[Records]
┌────────
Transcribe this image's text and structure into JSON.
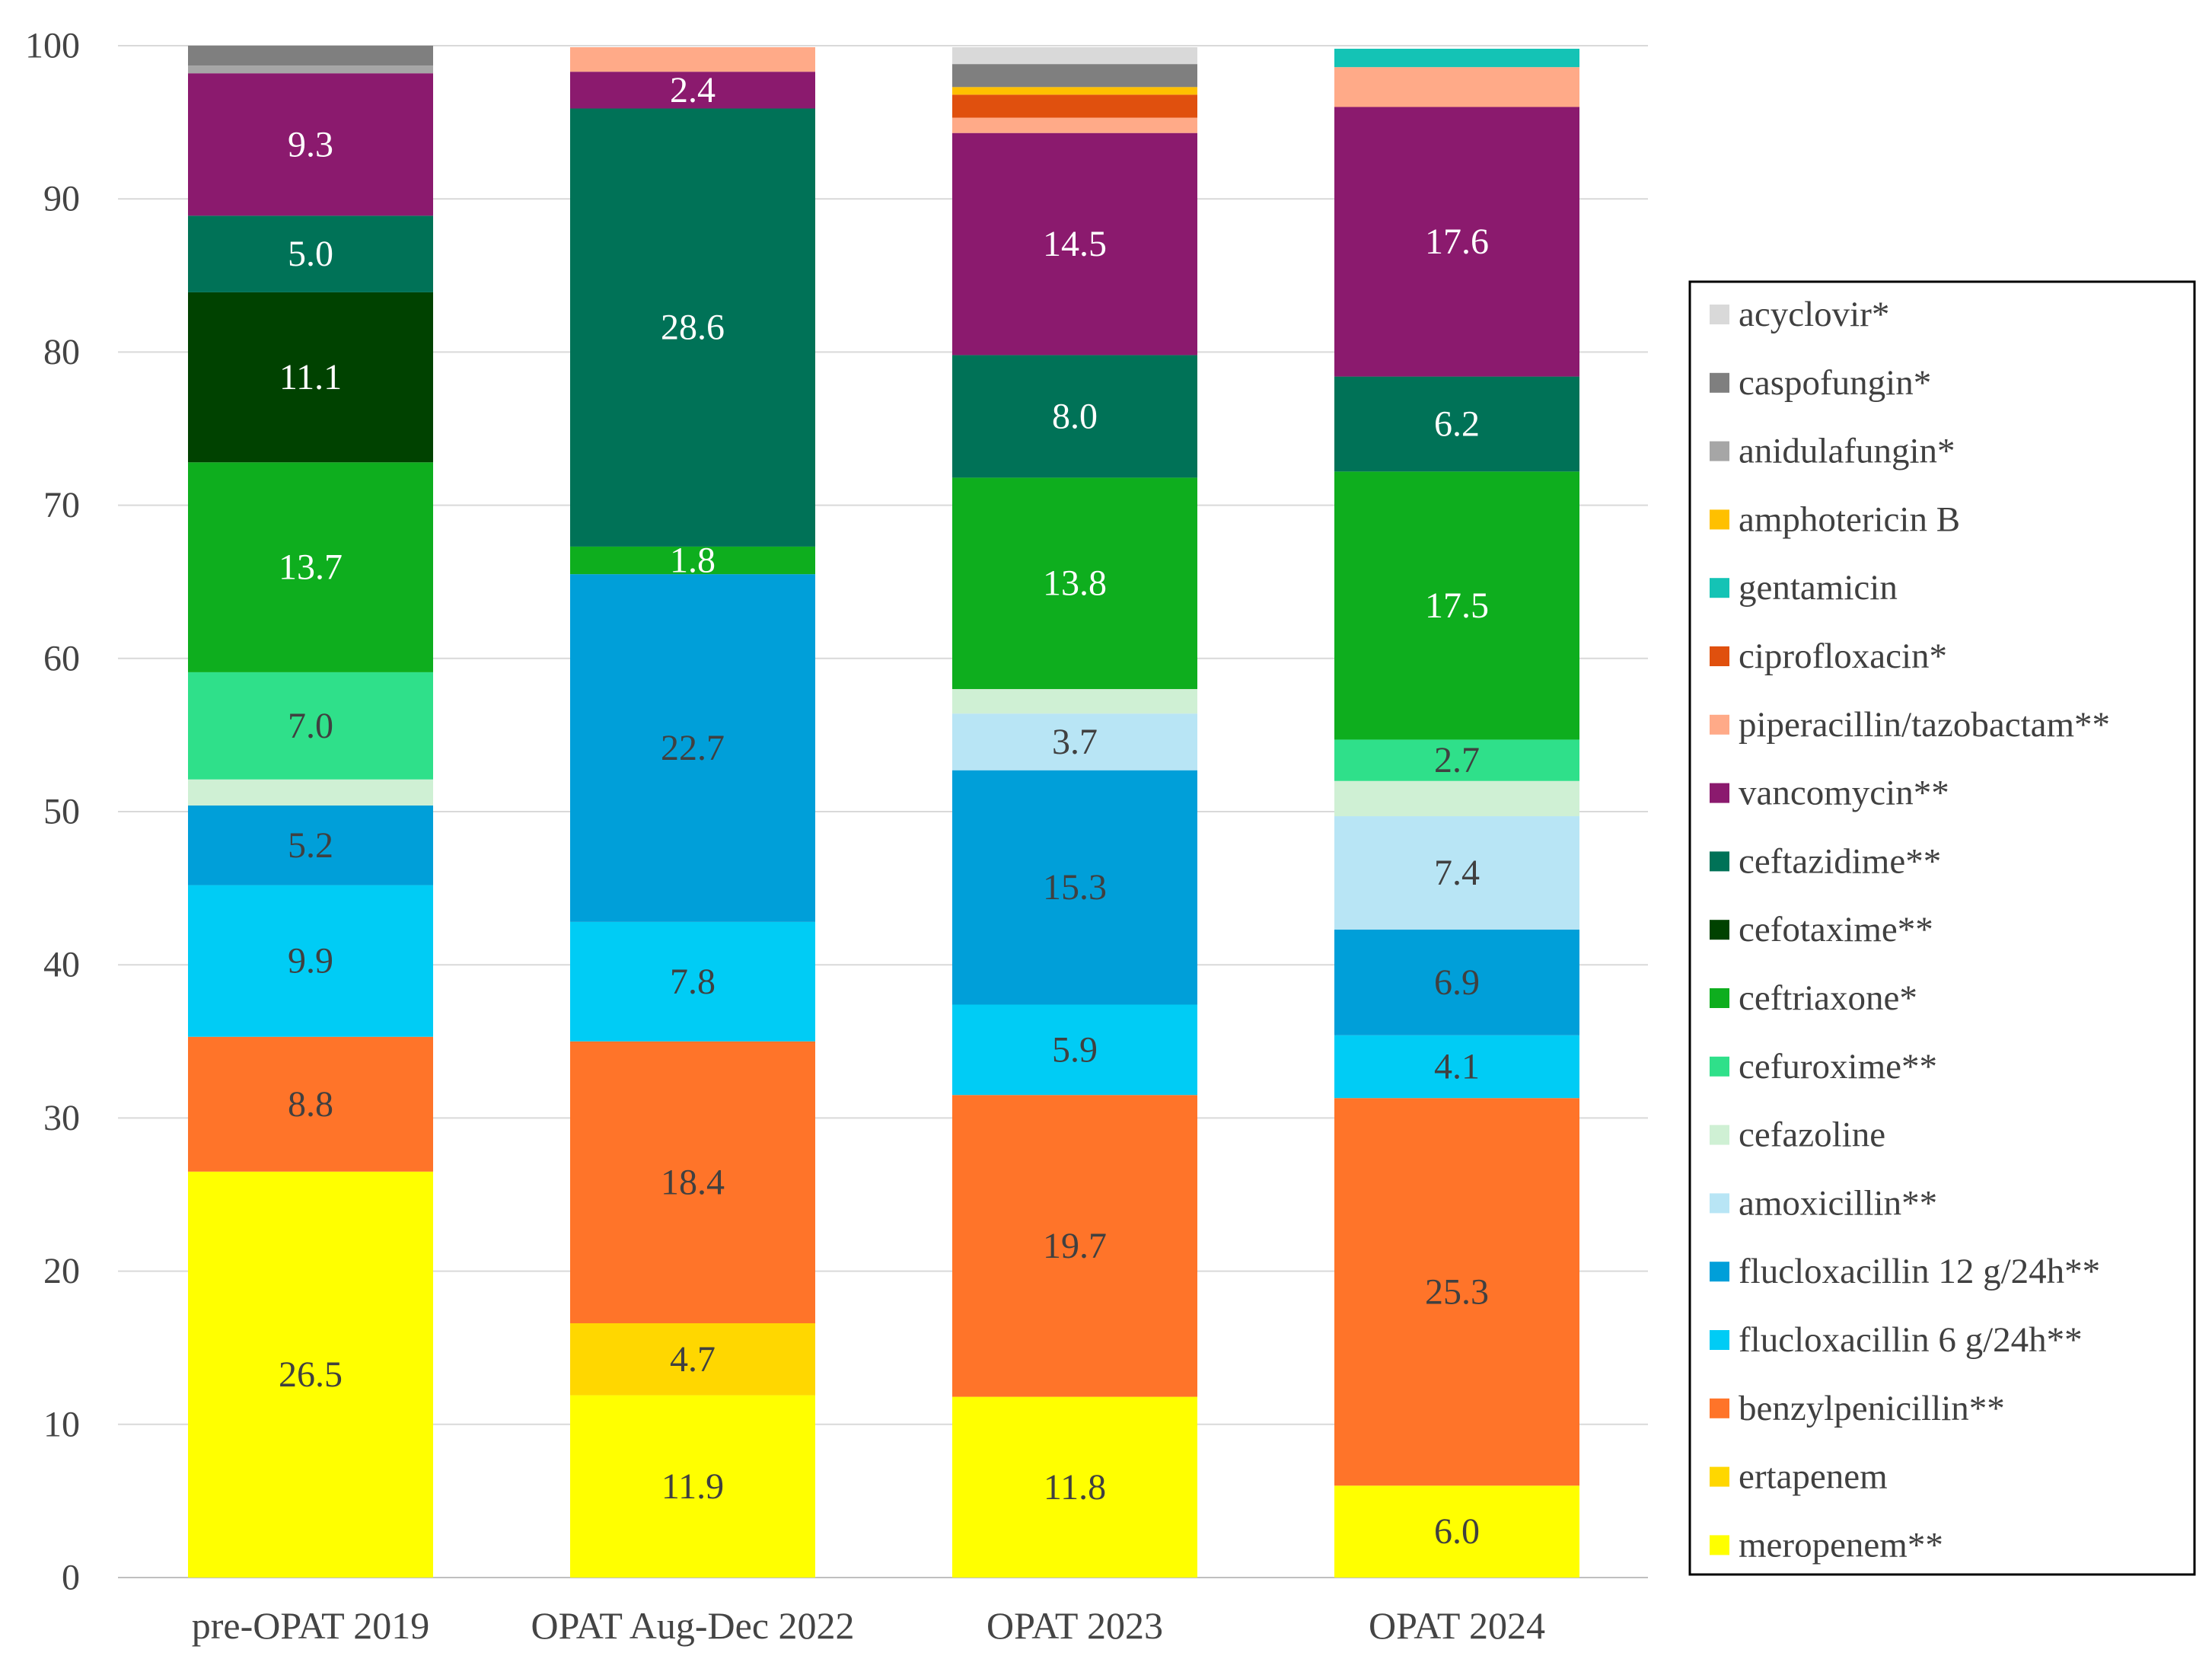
{
  "chart_data": {
    "type": "bar",
    "stacked": true,
    "title": "",
    "xlabel": "",
    "ylabel": "",
    "ylim": [
      0,
      100
    ],
    "yticks": [
      0,
      10,
      20,
      30,
      40,
      50,
      60,
      70,
      80,
      90,
      100
    ],
    "grid": true,
    "legend_position": "right",
    "categories": [
      "pre-OPAT 2019",
      "OPAT Aug-Dec 2022",
      "OPAT 2023",
      "OPAT 2024"
    ],
    "series": [
      {
        "name": "meropenem**",
        "color": "#FFFF00",
        "label_color": "#404040",
        "values": [
          26.5,
          11.9,
          11.8,
          6.0
        ],
        "labels": [
          "26.5",
          "11.9",
          "11.8",
          "6.0"
        ]
      },
      {
        "name": "ertapenem",
        "color": "#FFD700",
        "label_color": "#404040",
        "values": [
          0,
          4.7,
          0,
          0
        ],
        "labels": [
          "",
          "4.7",
          "",
          ""
        ]
      },
      {
        "name": "benzylpenicillin**",
        "color": "#FF7429",
        "label_color": "#404040",
        "values": [
          8.8,
          18.4,
          19.7,
          25.3
        ],
        "labels": [
          "8.8",
          "18.4",
          "19.7",
          "25.3"
        ]
      },
      {
        "name": "flucloxacillin 6 g/24h**",
        "color": "#00CCF5",
        "label_color": "#404040",
        "values": [
          9.9,
          7.8,
          5.9,
          4.1
        ],
        "labels": [
          "9.9",
          "7.8",
          "5.9",
          "4.1"
        ]
      },
      {
        "name": "flucloxacillin 12 g/24h**",
        "color": "#009FD9",
        "label_color": "#404040",
        "values": [
          5.2,
          22.7,
          15.3,
          6.9
        ],
        "labels": [
          "5.2",
          "22.7",
          "15.3",
          "6.9"
        ]
      },
      {
        "name": "amoxicillin**",
        "color": "#B8E5F5",
        "label_color": "#404040",
        "values": [
          0,
          0,
          3.7,
          7.4
        ],
        "labels": [
          "",
          "",
          "3.7",
          "7.4"
        ]
      },
      {
        "name": "cefazoline",
        "color": "#CFF0D4",
        "label_color": "#404040",
        "values": [
          1.7,
          0,
          1.6,
          2.3
        ],
        "labels": [
          "",
          "",
          "",
          ""
        ]
      },
      {
        "name": "cefuroxime**",
        "color": "#2FE08A",
        "label_color": "#404040",
        "values": [
          7.0,
          0,
          0,
          2.7
        ],
        "labels": [
          "7.0",
          "",
          "",
          "2.7"
        ]
      },
      {
        "name": "ceftriaxone*",
        "color": "#0EAE1E",
        "label_color": "#FFFFFF",
        "values": [
          13.7,
          1.8,
          13.8,
          17.5
        ],
        "labels": [
          "13.7",
          "1.8",
          "13.8",
          "17.5"
        ]
      },
      {
        "name": "cefotaxime**",
        "color": "#004200",
        "label_color": "#FFFFFF",
        "values": [
          11.1,
          0,
          0,
          0
        ],
        "labels": [
          "11.1",
          "",
          "",
          ""
        ]
      },
      {
        "name": "ceftazidime**",
        "color": "#007257",
        "label_color": "#FFFFFF",
        "values": [
          5.0,
          28.6,
          8.0,
          6.2
        ],
        "labels": [
          "5.0",
          "28.6",
          "8.0",
          "6.2"
        ]
      },
      {
        "name": "vancomycin**",
        "color": "#8B1A6E",
        "label_color": "#FFFFFF",
        "values": [
          9.3,
          2.4,
          14.5,
          17.6
        ],
        "labels": [
          "9.3",
          "2.4",
          "14.5",
          "17.6"
        ]
      },
      {
        "name": "piperacillin/tazobactam**",
        "color": "#FFAA88",
        "label_color": "#404040",
        "values": [
          0,
          1.6,
          1.0,
          2.6
        ],
        "labels": [
          "",
          "",
          "",
          ""
        ]
      },
      {
        "name": "ciprofloxacin*",
        "color": "#E0500E",
        "label_color": "#FFFFFF",
        "values": [
          0,
          0,
          1.5,
          0
        ],
        "labels": [
          "",
          "",
          "",
          ""
        ]
      },
      {
        "name": "gentamicin",
        "color": "#14C3B5",
        "label_color": "#404040",
        "values": [
          0,
          0,
          0,
          1.2
        ],
        "labels": [
          "",
          "",
          "",
          ""
        ]
      },
      {
        "name": "amphotericin B",
        "color": "#FFC000",
        "label_color": "#404040",
        "values": [
          0,
          0,
          0.5,
          0
        ],
        "labels": [
          "",
          "",
          "",
          ""
        ]
      },
      {
        "name": "anidulafungin*",
        "color": "#A6A6A6",
        "label_color": "#404040",
        "values": [
          0.5,
          0,
          0,
          0
        ],
        "labels": [
          "",
          "",
          "",
          ""
        ]
      },
      {
        "name": "caspofungin*",
        "color": "#7F7F7F",
        "label_color": "#FFFFFF",
        "values": [
          1.3,
          0,
          1.5,
          0
        ],
        "labels": [
          "",
          "",
          "",
          ""
        ]
      },
      {
        "name": "acyclovir*",
        "color": "#D9D9D9",
        "label_color": "#404040",
        "values": [
          0,
          0,
          1.1,
          0
        ],
        "labels": [
          "",
          "",
          "",
          ""
        ]
      }
    ]
  }
}
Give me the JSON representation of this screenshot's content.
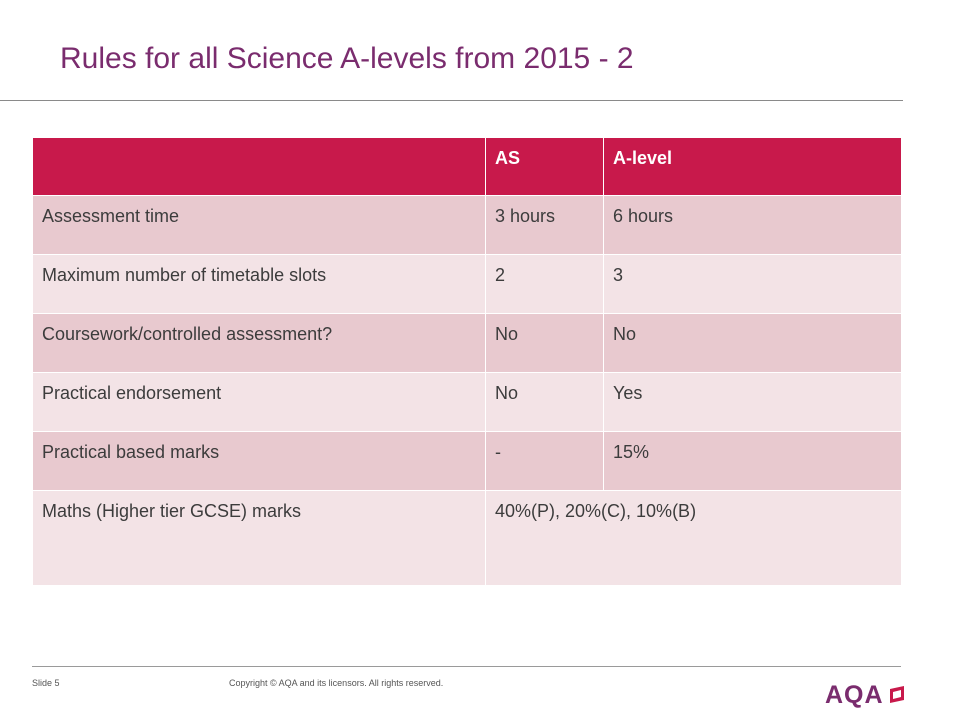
{
  "slide": {
    "title": "Rules for all Science A-levels from 2015 - 2",
    "slide_number": "Slide 5",
    "copyright": "Copyright © AQA and its licensors. All rights reserved.",
    "logo_text": "AQA"
  },
  "table": {
    "headers": [
      "",
      "AS",
      "A-level"
    ],
    "rows": [
      [
        "Assessment time",
        "3 hours",
        "6 hours"
      ],
      [
        "Maximum number of timetable slots",
        "2",
        "3"
      ],
      [
        "Coursework/controlled assessment?",
        "No",
        "No"
      ],
      [
        "Practical endorsement",
        "No",
        "Yes"
      ],
      [
        "Practical based marks",
        "-",
        "15%"
      ],
      [
        "Maths (Higher tier GCSE) marks",
        "40%(P), 20%(C), 10%(B)"
      ]
    ]
  },
  "colors": {
    "title": "#7a2c6e",
    "header_bg": "#c8194b",
    "row_dark": "#e8c9cf",
    "row_light": "#f3e3e6"
  }
}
└────────
=== Task statement ===
Reproduce the listing above exactly, excluding all pictures.

=== Task output ===
Transcribe this image's text and structure into JSON.
{
  "chart_data": {
    "type": "bar",
    "stacked": true,
    "title": "",
    "xlabel": "",
    "ylabel": "",
    "ylim": [
      0,
      100
    ],
    "yticks": [
      0,
      10,
      20,
      30,
      40,
      50,
      60,
      70,
      80,
      90,
      100
    ],
    "grid": true,
    "legend_position": "right",
    "categories": [
      "pre-OPAT 2019",
      "OPAT Aug-Dec 2022",
      "OPAT 2023",
      "OPAT 2024"
    ],
    "series": [
      {
        "name": "meropenem**",
        "color": "#FFFF00",
        "label_color": "#404040",
        "values": [
          26.5,
          11.9,
          11.8,
          6.0
        ],
        "labels": [
          "26.5",
          "11.9",
          "11.8",
          "6.0"
        ]
      },
      {
        "name": "ertapenem",
        "color": "#FFD700",
        "label_color": "#404040",
        "values": [
          0,
          4.7,
          0,
          0
        ],
        "labels": [
          "",
          "4.7",
          "",
          ""
        ]
      },
      {
        "name": "benzylpenicillin**",
        "color": "#FF7429",
        "label_color": "#404040",
        "values": [
          8.8,
          18.4,
          19.7,
          25.3
        ],
        "labels": [
          "8.8",
          "18.4",
          "19.7",
          "25.3"
        ]
      },
      {
        "name": "flucloxacillin 6 g/24h**",
        "color": "#00CCF5",
        "label_color": "#404040",
        "values": [
          9.9,
          7.8,
          5.9,
          4.1
        ],
        "labels": [
          "9.9",
          "7.8",
          "5.9",
          "4.1"
        ]
      },
      {
        "name": "flucloxacillin 12 g/24h**",
        "color": "#009FD9",
        "label_color": "#404040",
        "values": [
          5.2,
          22.7,
          15.3,
          6.9
        ],
        "labels": [
          "5.2",
          "22.7",
          "15.3",
          "6.9"
        ]
      },
      {
        "name": "amoxicillin**",
        "color": "#B8E5F5",
        "label_color": "#404040",
        "values": [
          0,
          0,
          3.7,
          7.4
        ],
        "labels": [
          "",
          "",
          "3.7",
          "7.4"
        ]
      },
      {
        "name": "cefazoline",
        "color": "#CFF0D4",
        "label_color": "#404040",
        "values": [
          1.7,
          0,
          1.6,
          2.3
        ],
        "labels": [
          "",
          "",
          "",
          ""
        ]
      },
      {
        "name": "cefuroxime**",
        "color": "#2FE08A",
        "label_color": "#404040",
        "values": [
          7.0,
          0,
          0,
          2.7
        ],
        "labels": [
          "7.0",
          "",
          "",
          "2.7"
        ]
      },
      {
        "name": "ceftriaxone*",
        "color": "#0EAE1E",
        "label_color": "#FFFFFF",
        "values": [
          13.7,
          1.8,
          13.8,
          17.5
        ],
        "labels": [
          "13.7",
          "1.8",
          "13.8",
          "17.5"
        ]
      },
      {
        "name": "cefotaxime**",
        "color": "#004200",
        "label_color": "#FFFFFF",
        "values": [
          11.1,
          0,
          0,
          0
        ],
        "labels": [
          "11.1",
          "",
          "",
          ""
        ]
      },
      {
        "name": "ceftazidime**",
        "color": "#007257",
        "label_color": "#FFFFFF",
        "values": [
          5.0,
          28.6,
          8.0,
          6.2
        ],
        "labels": [
          "5.0",
          "28.6",
          "8.0",
          "6.2"
        ]
      },
      {
        "name": "vancomycin**",
        "color": "#8B1A6E",
        "label_color": "#FFFFFF",
        "values": [
          9.3,
          2.4,
          14.5,
          17.6
        ],
        "labels": [
          "9.3",
          "2.4",
          "14.5",
          "17.6"
        ]
      },
      {
        "name": "piperacillin/tazobactam**",
        "color": "#FFAA88",
        "label_color": "#404040",
        "values": [
          0,
          1.6,
          1.0,
          2.6
        ],
        "labels": [
          "",
          "",
          "",
          ""
        ]
      },
      {
        "name": "ciprofloxacin*",
        "color": "#E0500E",
        "label_color": "#FFFFFF",
        "values": [
          0,
          0,
          1.5,
          0
        ],
        "labels": [
          "",
          "",
          "",
          ""
        ]
      },
      {
        "name": "gentamicin",
        "color": "#14C3B5",
        "label_color": "#404040",
        "values": [
          0,
          0,
          0,
          1.2
        ],
        "labels": [
          "",
          "",
          "",
          ""
        ]
      },
      {
        "name": "amphotericin B",
        "color": "#FFC000",
        "label_color": "#404040",
        "values": [
          0,
          0,
          0.5,
          0
        ],
        "labels": [
          "",
          "",
          "",
          ""
        ]
      },
      {
        "name": "anidulafungin*",
        "color": "#A6A6A6",
        "label_color": "#404040",
        "values": [
          0.5,
          0,
          0,
          0
        ],
        "labels": [
          "",
          "",
          "",
          ""
        ]
      },
      {
        "name": "caspofungin*",
        "color": "#7F7F7F",
        "label_color": "#FFFFFF",
        "values": [
          1.3,
          0,
          1.5,
          0
        ],
        "labels": [
          "",
          "",
          "",
          ""
        ]
      },
      {
        "name": "acyclovir*",
        "color": "#D9D9D9",
        "label_color": "#404040",
        "values": [
          0,
          0,
          1.1,
          0
        ],
        "labels": [
          "",
          "",
          "",
          ""
        ]
      }
    ]
  }
}
Give me the JSON representation of this screenshot's content.
{
  "slide": {
    "title": "Rules for all Science A-levels from 2015 - 2",
    "slide_number": "Slide 5",
    "copyright": "Copyright © AQA and its licensors. All rights reserved.",
    "logo_text": "AQA"
  },
  "table": {
    "headers": [
      "",
      "AS",
      "A-level"
    ],
    "rows": [
      [
        "Assessment time",
        "3 hours",
        "6 hours"
      ],
      [
        "Maximum number of timetable slots",
        "2",
        "3"
      ],
      [
        "Coursework/controlled assessment?",
        "No",
        "No"
      ],
      [
        "Practical endorsement",
        "No",
        "Yes"
      ],
      [
        "Practical based marks",
        "-",
        "15%"
      ],
      [
        "Maths (Higher tier GCSE) marks",
        "40%(P), 20%(C), 10%(B)"
      ]
    ]
  },
  "colors": {
    "title": "#7a2c6e",
    "header_bg": "#c8194b",
    "row_dark": "#e8c9cf",
    "row_light": "#f3e3e6"
  }
}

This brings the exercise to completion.